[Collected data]
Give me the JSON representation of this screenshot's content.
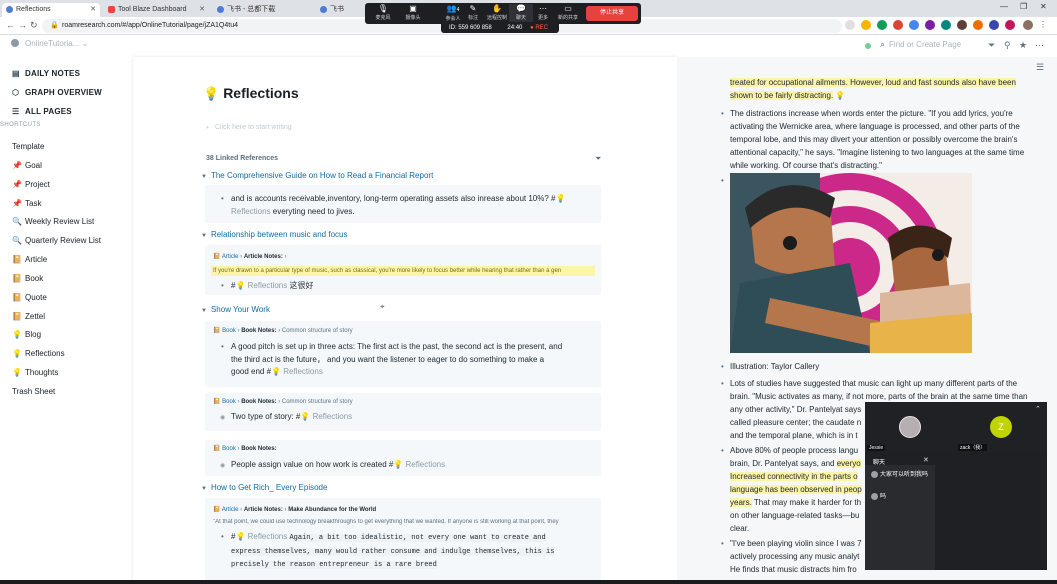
{
  "browser": {
    "tabs": [
      {
        "label": "Reflections",
        "active": true
      },
      {
        "label": "Tool Blaze Dashboard",
        "active": false
      },
      {
        "label": "飞书 - 总都下载",
        "active": false
      },
      {
        "label": "飞书",
        "active": false
      }
    ],
    "url": "roamresearch.com/#/app/OnlineTutorial/page/jZA1Q4tu4"
  },
  "meeting": {
    "buttons": [
      {
        "icon": "mic-icon",
        "glyph": "🎙",
        "label": "麦克风"
      },
      {
        "icon": "camera-icon",
        "glyph": "▣",
        "label": "摄像头"
      },
      {
        "icon": "participants-icon",
        "glyph": "👥",
        "label": "参会人"
      },
      {
        "icon": "annotate-icon",
        "glyph": "✎",
        "label": "标注"
      },
      {
        "icon": "remote-control-icon",
        "glyph": "✋",
        "label": "远程控制"
      },
      {
        "icon": "chat-icon",
        "glyph": "💬",
        "label": "聊天"
      },
      {
        "icon": "more-icon",
        "glyph": "⋯",
        "label": "更多"
      },
      {
        "icon": "new-share-icon",
        "glyph": "▭",
        "label": "新的共享"
      }
    ],
    "participant_count": "4",
    "stop_label": "停止共享",
    "id_text": "ID: 559 609 858",
    "timer": "24:40",
    "rec": "● REC",
    "chat_title": "聊天",
    "video_names": [
      "Jessie",
      "zack（我）"
    ],
    "chat_messages": [
      "大家可以听到我吗",
      "吗"
    ],
    "avatar_letter": "Z"
  },
  "roam": {
    "graph_name": "OnlineTutoria...",
    "search_placeholder": "Find or Create Page"
  },
  "sidebar": {
    "nav": [
      {
        "label": "DAILY NOTES",
        "icon": "calendar-icon"
      },
      {
        "label": "GRAPH OVERVIEW",
        "icon": "graph-icon"
      },
      {
        "label": "ALL PAGES",
        "icon": "list-icon"
      }
    ],
    "shortcuts_label": "SHORTCUTS",
    "shortcuts": [
      {
        "label": "Template",
        "icon": ""
      },
      {
        "label": "Goal",
        "icon": "pin-icon"
      },
      {
        "label": "Project",
        "icon": "pin-icon"
      },
      {
        "label": "Task",
        "icon": "pin-icon"
      },
      {
        "label": "Weekly Review List",
        "icon": "magnifier-icon"
      },
      {
        "label": "Quarterly Review List",
        "icon": "magnifier-icon"
      },
      {
        "label": "Article",
        "icon": "book-icon"
      },
      {
        "label": "Book",
        "icon": "book-icon"
      },
      {
        "label": "Quote",
        "icon": "book-icon"
      },
      {
        "label": "Zettel",
        "icon": "book-icon"
      },
      {
        "label": "Blog",
        "icon": "bulb-icon"
      },
      {
        "label": "Reflections",
        "icon": "bulb-icon"
      },
      {
        "label": "Thoughts",
        "icon": "bulb-icon"
      },
      {
        "label": "Trash Sheet",
        "icon": ""
      }
    ]
  },
  "page": {
    "title": "Reflections",
    "placeholder": "Click here to start writing",
    "linked_count": "38 Linked References",
    "refs": [
      {
        "heading": "The Comprehensive Guide on How to Read a Financial Report",
        "block_text": "and is accounts receivable,inventory, long-term operating assets also inrease about 10%? #",
        "tag": "Reflections",
        "block_tail": " everyting need to jives."
      },
      {
        "heading": "Relationship between music and focus",
        "crumb": [
          "Article",
          "Article Notes:"
        ],
        "highlight": "If you're drawn to a particular type of music, such as classical, you're more likely to focus better while hearing that rather than a gen",
        "block_text": "#",
        "tag": "Reflections",
        "block_tail": " 这很好"
      },
      {
        "heading": "Show Your Work",
        "crumb": [
          "Book",
          "Book Notes:",
          "Common structure of story"
        ],
        "block_lines": [
          "A good pitch is set up in three acts: The first act is the past, the second act is the present, and",
          "the third act is the future，  and you want the listener to eager to do something to make a",
          "good end  #"
        ],
        "tag": "Reflections",
        "crumb2": [
          "Book",
          "Book Notes:",
          "Common structure of story"
        ],
        "block2_text": "Two type of story:  #",
        "crumb3": [
          "Book",
          "Book Notes:"
        ],
        "block3_text": "People assign value on  how work is created #"
      },
      {
        "heading": "How to Get Rich_ Every Episode",
        "crumb": [
          "Article",
          "Article Notes:",
          "Make Abundance for the World"
        ],
        "quote": "\"At that point, we could use technology breakthroughs to get everything that we wanted. If anyone is still working at that point, they",
        "tag": "Reflections",
        "code_lines": [
          "Again, a bit too idealistic, not every one want to create and",
          "express themselves, many would rather consume and indulge themselves, this is",
          "precisely the reason entrepreneur is a rare breed"
        ]
      }
    ]
  },
  "right_panel": {
    "top_highlight_1": "treated for occupational ailments. However, loud and fast sounds also have been",
    "top_highlight_2": "shown to be fairly distracting.",
    "para1": [
      "The distractions increase when words enter the picture. \"If you add lyrics, you're",
      "activating the Wernicke area, where language is processed, and other parts of the",
      "temporal lobe, and this may divert your attention or possibly overcome the brain's",
      "attentional capacity,\" he says. \"Imagine listening to two languages at the same time",
      "while working. Of course that's distracting.\""
    ],
    "illustration_caption": "Illustration: Taylor Callery",
    "para2": [
      "Lots of studies have suggested that music can light up many different parts of the",
      "brain. \"Music activates as many, if not more, parts of the brain at the same time than",
      "any other activity,\" Dr. Pantelyat says",
      "called pleasure center; the caudate n",
      "and the temporal plane, which is in t"
    ],
    "para3_a": "Above 80% of people process langu",
    "para3_b": "brain, Dr. Pantelyat says, and ",
    "para3_b_hl": "everyo",
    "para3_c_hl": "Increased connectivity in the parts o",
    "para3_d_hl": "language has been observed in peop",
    "para3_e_hl": "years.",
    "para3_e": " That may make it harder for th",
    "para3_f": "on other language-related tasks—bu",
    "para3_g": "clear.",
    "para4_a": "\"I've been playing violin since I was 7",
    "para4_b": "actively processing any music analyt",
    "para4_c": "He finds that music distracts him fro"
  }
}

Objective> Tally the lines above containing "same". Answer with the count only.

Response for this exercise> 2